— Exercise goal —
Search the records for the word "lefoglalt" and pick out every line that has it.

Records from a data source
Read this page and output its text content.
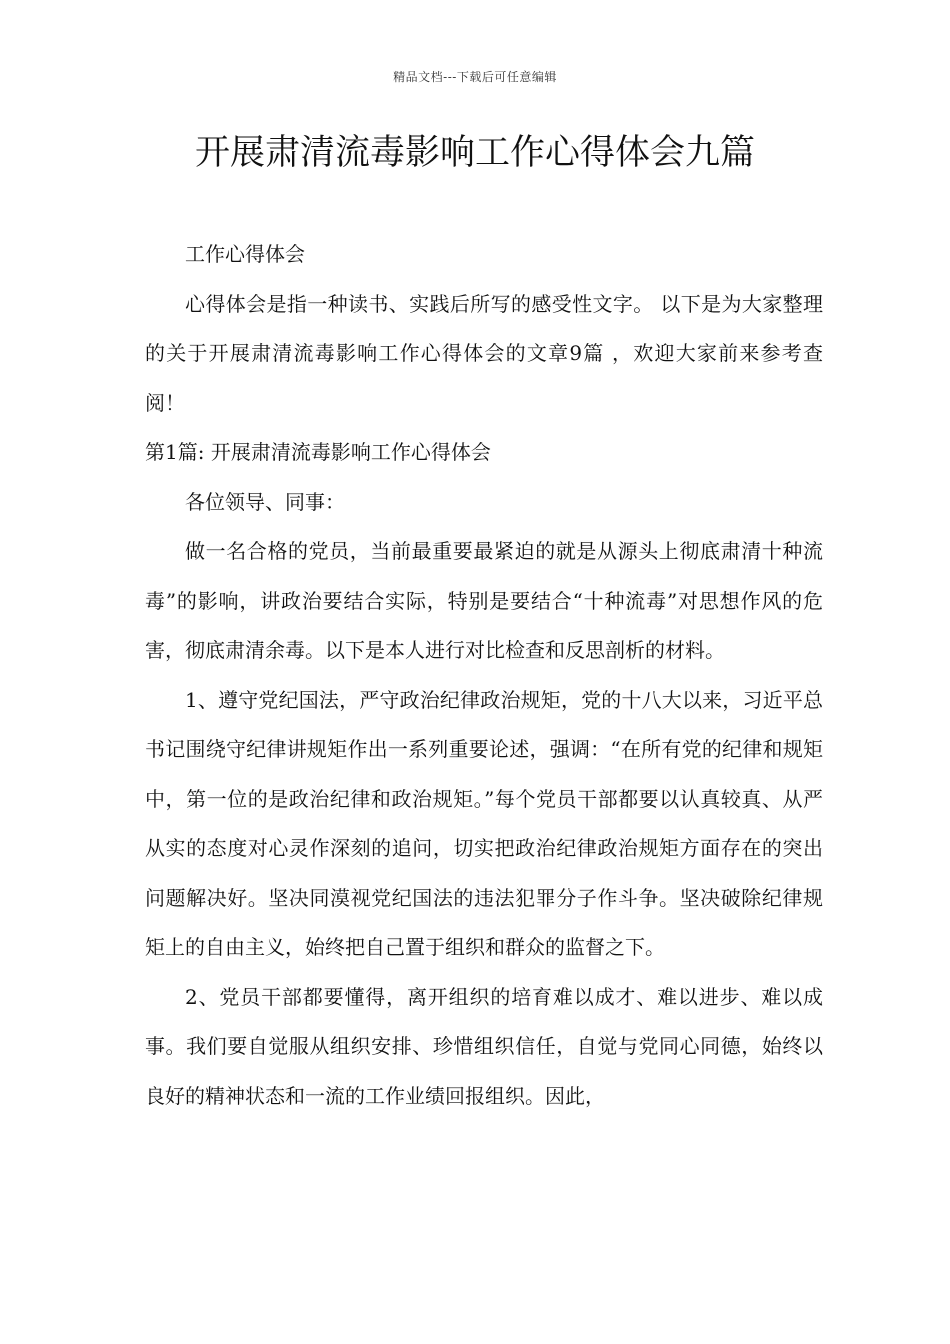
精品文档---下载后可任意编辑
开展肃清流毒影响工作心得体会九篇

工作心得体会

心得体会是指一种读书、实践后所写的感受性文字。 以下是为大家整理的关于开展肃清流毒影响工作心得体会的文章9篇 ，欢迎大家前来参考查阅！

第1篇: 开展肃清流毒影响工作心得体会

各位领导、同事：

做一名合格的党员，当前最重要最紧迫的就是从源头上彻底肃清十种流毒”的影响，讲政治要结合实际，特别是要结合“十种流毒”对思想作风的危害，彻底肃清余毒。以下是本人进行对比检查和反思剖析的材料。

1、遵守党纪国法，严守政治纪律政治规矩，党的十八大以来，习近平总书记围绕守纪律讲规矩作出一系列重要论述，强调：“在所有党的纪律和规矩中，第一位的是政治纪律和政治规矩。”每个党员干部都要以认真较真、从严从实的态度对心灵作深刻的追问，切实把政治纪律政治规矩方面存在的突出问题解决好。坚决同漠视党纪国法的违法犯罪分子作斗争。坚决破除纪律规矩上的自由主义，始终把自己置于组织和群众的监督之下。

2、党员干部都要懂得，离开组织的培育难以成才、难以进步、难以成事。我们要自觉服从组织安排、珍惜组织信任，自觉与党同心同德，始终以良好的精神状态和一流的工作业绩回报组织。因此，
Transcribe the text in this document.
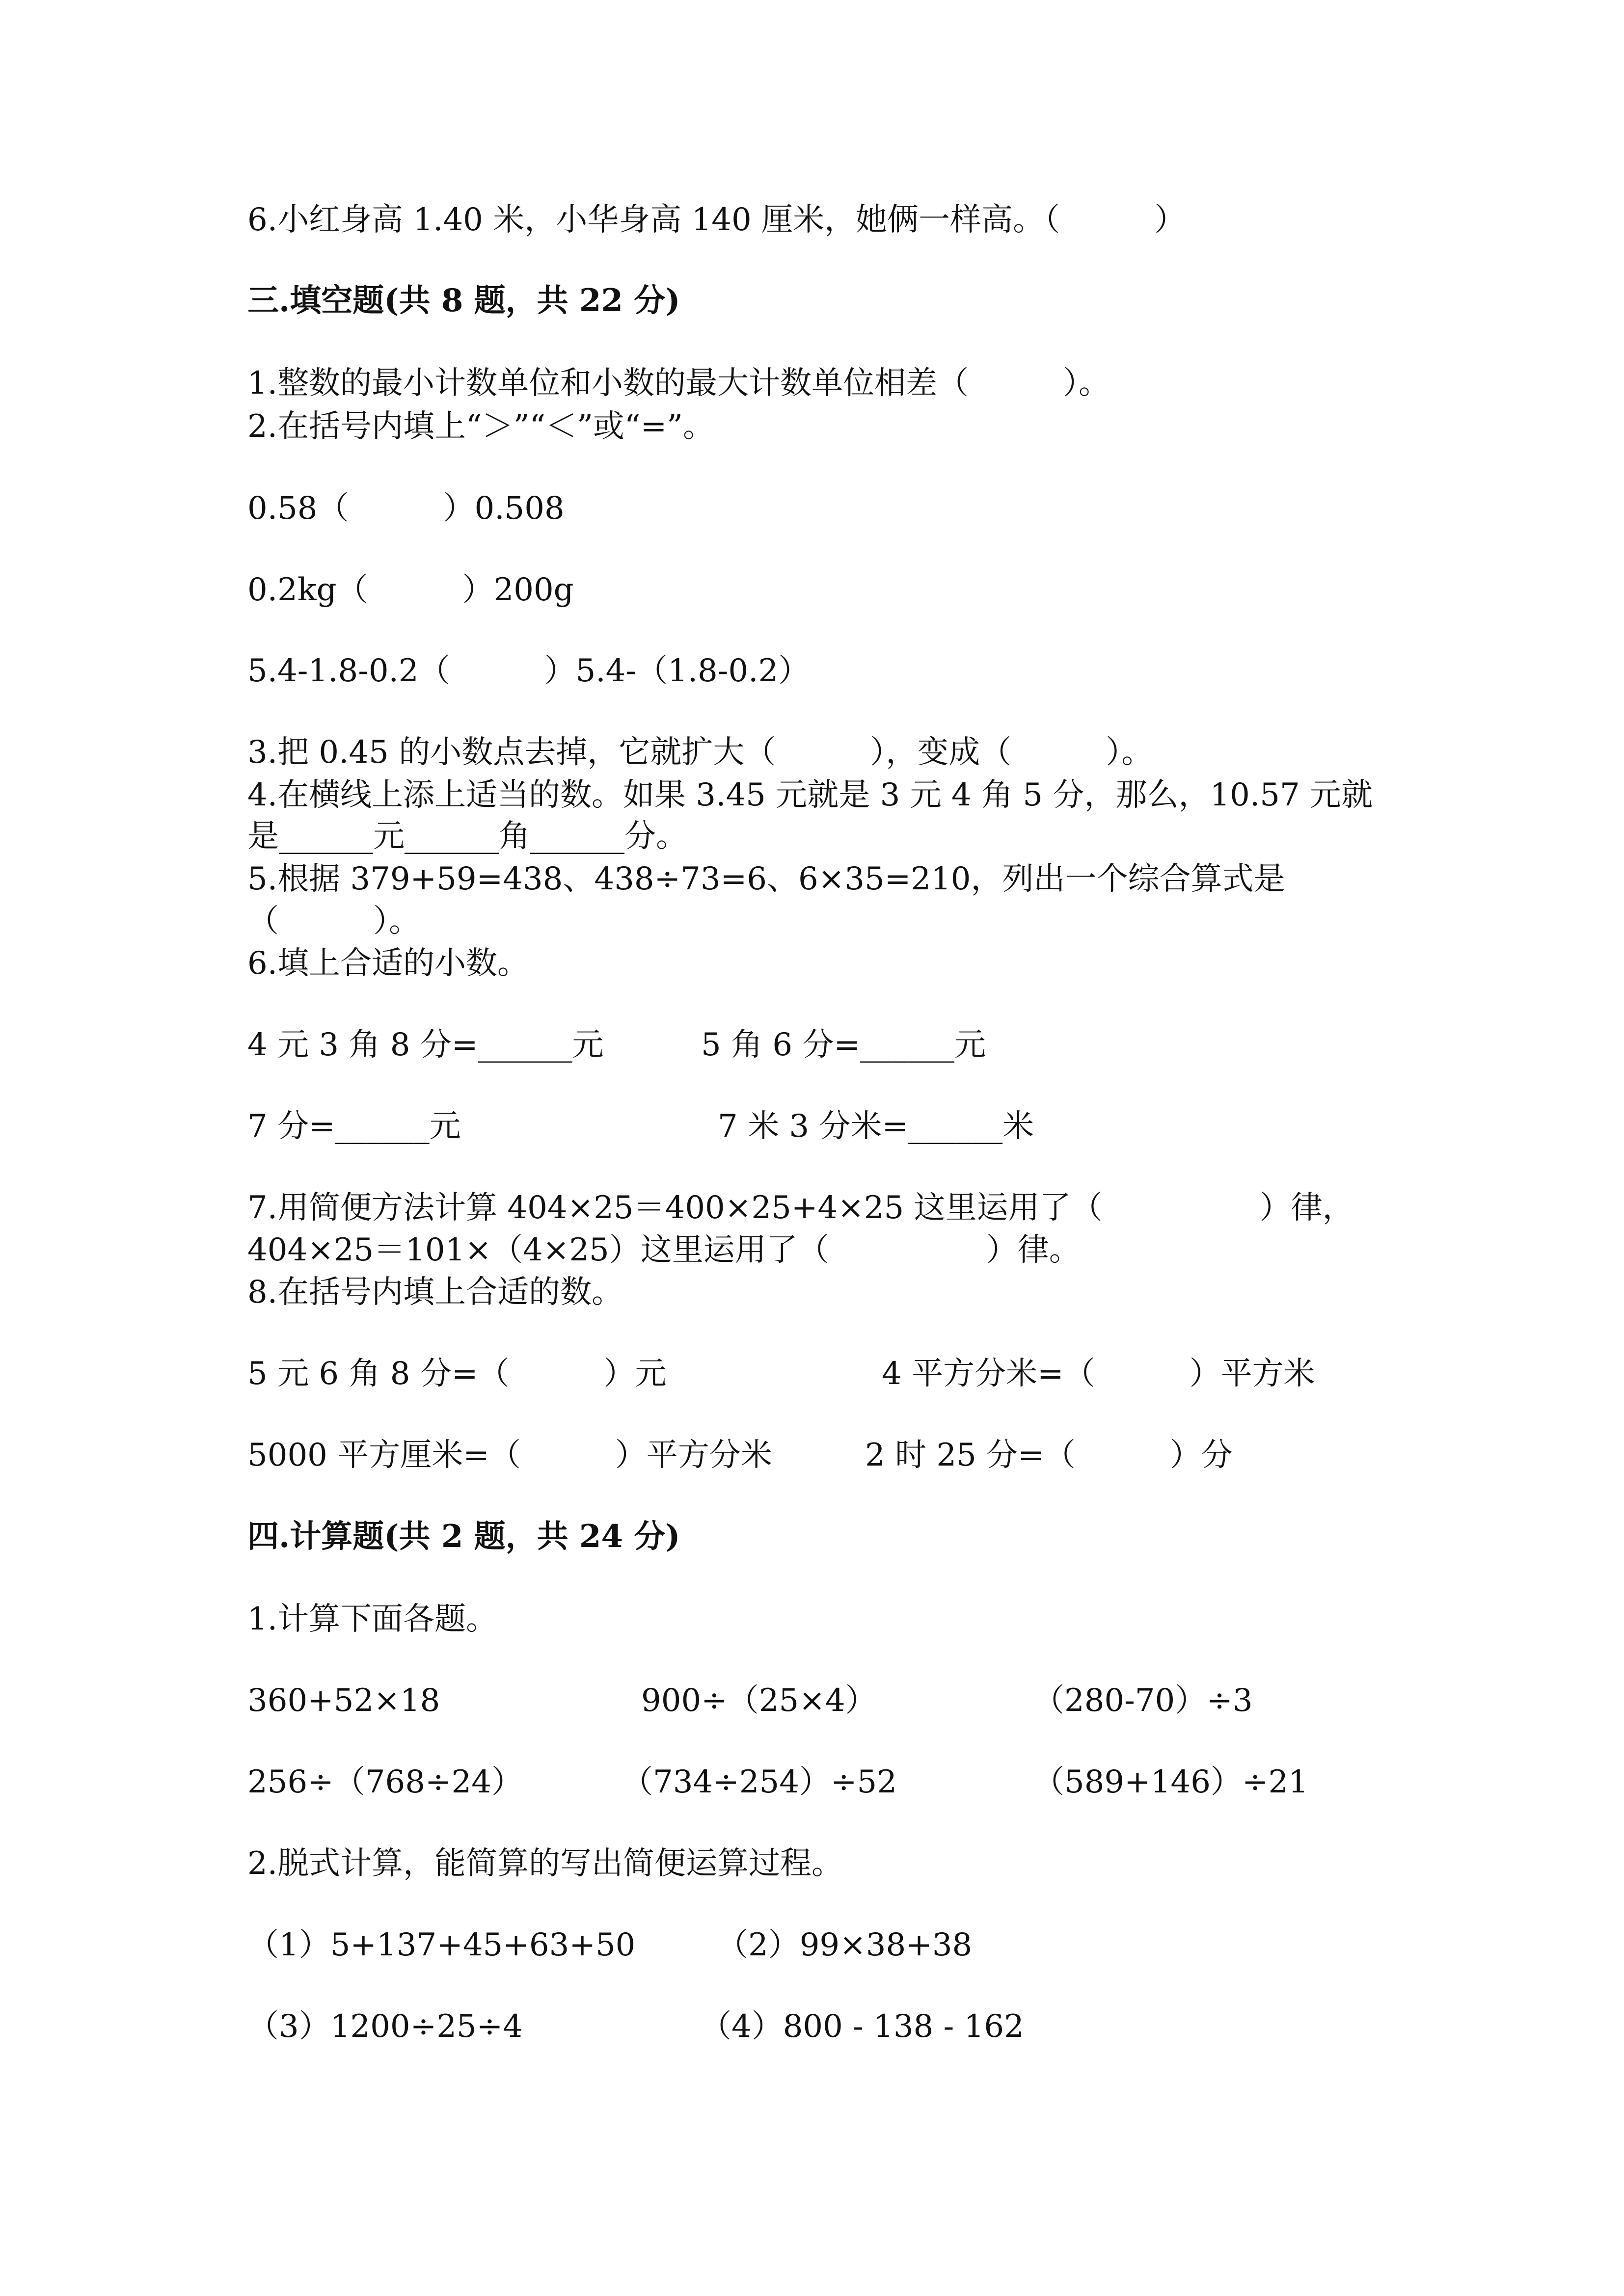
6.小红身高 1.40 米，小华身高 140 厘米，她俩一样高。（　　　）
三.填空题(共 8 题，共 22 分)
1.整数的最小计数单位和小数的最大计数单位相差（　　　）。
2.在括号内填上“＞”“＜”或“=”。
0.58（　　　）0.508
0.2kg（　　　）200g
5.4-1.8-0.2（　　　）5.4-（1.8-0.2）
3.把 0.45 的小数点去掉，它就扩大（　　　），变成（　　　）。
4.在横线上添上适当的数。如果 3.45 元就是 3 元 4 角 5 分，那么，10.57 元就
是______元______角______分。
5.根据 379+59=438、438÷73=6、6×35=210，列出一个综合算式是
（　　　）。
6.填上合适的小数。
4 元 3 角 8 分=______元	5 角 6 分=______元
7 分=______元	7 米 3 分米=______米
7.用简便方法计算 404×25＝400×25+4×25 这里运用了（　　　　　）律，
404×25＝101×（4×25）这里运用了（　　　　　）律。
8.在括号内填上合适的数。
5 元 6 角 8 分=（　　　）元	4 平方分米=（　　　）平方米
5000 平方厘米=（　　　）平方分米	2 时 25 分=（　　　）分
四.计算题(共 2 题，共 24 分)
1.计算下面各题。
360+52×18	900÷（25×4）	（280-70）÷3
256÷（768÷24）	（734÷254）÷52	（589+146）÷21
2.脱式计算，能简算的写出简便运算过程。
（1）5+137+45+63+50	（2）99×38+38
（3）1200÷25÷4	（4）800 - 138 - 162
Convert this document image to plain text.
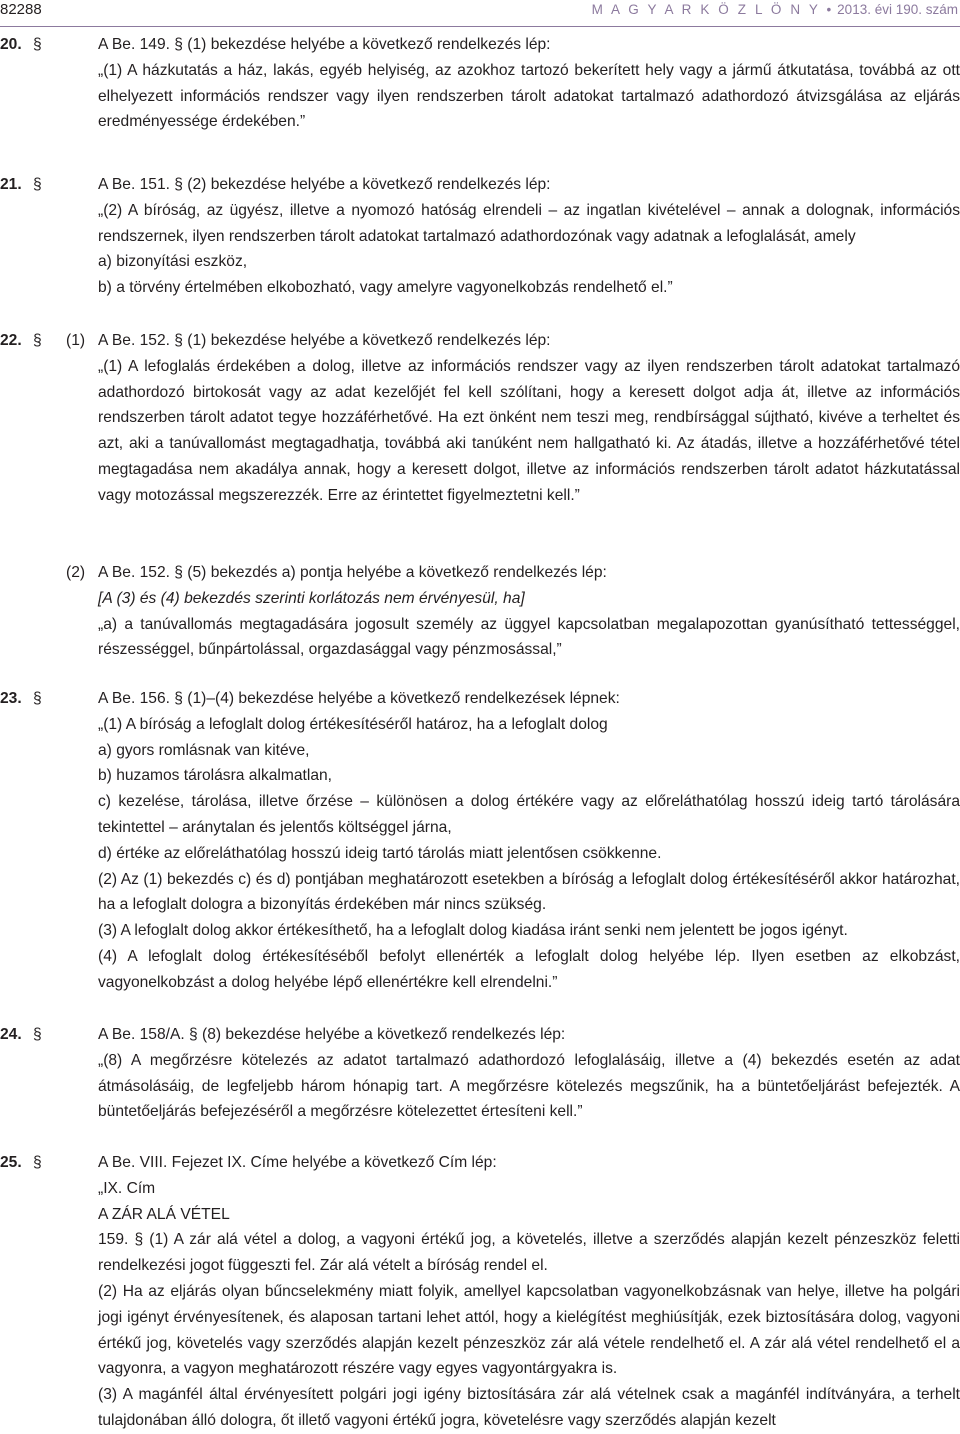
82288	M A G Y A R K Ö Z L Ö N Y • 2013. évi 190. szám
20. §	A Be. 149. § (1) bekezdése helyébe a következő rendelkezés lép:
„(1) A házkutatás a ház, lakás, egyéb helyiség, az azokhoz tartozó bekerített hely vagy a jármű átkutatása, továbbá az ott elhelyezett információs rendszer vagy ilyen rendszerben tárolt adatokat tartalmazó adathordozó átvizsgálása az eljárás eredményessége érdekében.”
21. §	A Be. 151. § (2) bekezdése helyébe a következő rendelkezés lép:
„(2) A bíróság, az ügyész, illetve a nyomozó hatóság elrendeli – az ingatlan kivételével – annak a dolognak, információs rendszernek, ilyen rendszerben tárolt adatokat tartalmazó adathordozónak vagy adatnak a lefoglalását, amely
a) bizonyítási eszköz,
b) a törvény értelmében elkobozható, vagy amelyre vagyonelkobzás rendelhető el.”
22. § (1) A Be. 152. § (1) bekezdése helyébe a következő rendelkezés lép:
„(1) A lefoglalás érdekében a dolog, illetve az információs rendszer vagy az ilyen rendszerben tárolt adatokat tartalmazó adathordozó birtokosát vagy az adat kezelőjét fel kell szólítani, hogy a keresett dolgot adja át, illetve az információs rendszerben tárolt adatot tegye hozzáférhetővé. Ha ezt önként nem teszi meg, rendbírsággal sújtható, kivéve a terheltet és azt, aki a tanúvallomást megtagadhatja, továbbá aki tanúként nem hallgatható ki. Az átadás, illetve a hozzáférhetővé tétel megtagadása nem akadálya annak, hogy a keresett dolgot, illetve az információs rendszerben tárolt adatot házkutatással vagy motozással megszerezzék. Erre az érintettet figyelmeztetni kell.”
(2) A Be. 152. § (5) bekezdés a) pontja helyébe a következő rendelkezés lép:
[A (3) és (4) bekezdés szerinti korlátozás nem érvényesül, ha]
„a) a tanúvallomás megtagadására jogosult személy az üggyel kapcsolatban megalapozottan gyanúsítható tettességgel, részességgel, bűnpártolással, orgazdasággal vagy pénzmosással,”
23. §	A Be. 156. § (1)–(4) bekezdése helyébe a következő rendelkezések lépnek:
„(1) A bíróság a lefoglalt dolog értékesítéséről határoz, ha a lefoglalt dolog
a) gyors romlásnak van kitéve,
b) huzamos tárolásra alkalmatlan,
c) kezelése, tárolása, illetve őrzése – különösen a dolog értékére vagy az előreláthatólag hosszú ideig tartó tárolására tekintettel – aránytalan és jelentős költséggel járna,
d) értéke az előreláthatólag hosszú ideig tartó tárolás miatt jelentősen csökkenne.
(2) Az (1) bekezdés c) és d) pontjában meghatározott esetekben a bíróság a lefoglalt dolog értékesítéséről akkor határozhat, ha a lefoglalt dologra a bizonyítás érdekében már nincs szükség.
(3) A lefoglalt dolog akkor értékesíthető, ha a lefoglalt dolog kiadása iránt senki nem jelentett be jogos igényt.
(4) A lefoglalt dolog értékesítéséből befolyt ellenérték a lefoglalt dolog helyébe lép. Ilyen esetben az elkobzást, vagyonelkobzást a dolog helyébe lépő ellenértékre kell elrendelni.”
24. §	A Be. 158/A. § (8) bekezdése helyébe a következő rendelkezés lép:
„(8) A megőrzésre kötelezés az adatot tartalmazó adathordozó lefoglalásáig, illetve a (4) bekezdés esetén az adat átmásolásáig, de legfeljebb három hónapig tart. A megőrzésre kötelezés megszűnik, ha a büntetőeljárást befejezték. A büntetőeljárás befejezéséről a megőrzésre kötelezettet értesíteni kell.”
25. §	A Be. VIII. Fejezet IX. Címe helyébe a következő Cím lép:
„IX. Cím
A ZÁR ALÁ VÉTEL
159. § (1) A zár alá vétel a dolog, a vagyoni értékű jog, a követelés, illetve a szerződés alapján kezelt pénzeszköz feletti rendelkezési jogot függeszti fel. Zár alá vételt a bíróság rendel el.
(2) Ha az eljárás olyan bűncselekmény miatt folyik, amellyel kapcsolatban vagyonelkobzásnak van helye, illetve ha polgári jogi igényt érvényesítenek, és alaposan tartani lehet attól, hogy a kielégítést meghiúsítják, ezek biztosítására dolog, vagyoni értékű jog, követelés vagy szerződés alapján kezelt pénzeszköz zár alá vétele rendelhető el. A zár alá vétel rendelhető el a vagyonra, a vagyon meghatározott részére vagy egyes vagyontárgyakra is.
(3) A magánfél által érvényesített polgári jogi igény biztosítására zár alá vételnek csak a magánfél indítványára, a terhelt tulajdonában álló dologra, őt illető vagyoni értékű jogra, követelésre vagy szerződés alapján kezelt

— Answer —
„(1) A bíróság a lefoglalt dolog értékesítéséről határoz, ha a lefoglalt dolog
(2) Az (1) bekezdés c) és d) pontjában meghatározott esetekben a bíróság a lefoglalt dolog értékesítéséről akkor határozhat, ha a lefoglalt dologra a bizonyítás érdekében már nincs szükség.
(3) A lefoglalt dolog akkor értékesíthető, ha a lefoglalt dolog kiadása iránt senki nem jelentett be jogos igényt.
(4) A lefoglalt dolog értékesítéséből befolyt ellenérték a lefoglalt dolog helyébe lép. Ilyen esetben az elkobzást, vagyonelkobzást a dolog helyébe lépő ellenértékre kell elrendelni.”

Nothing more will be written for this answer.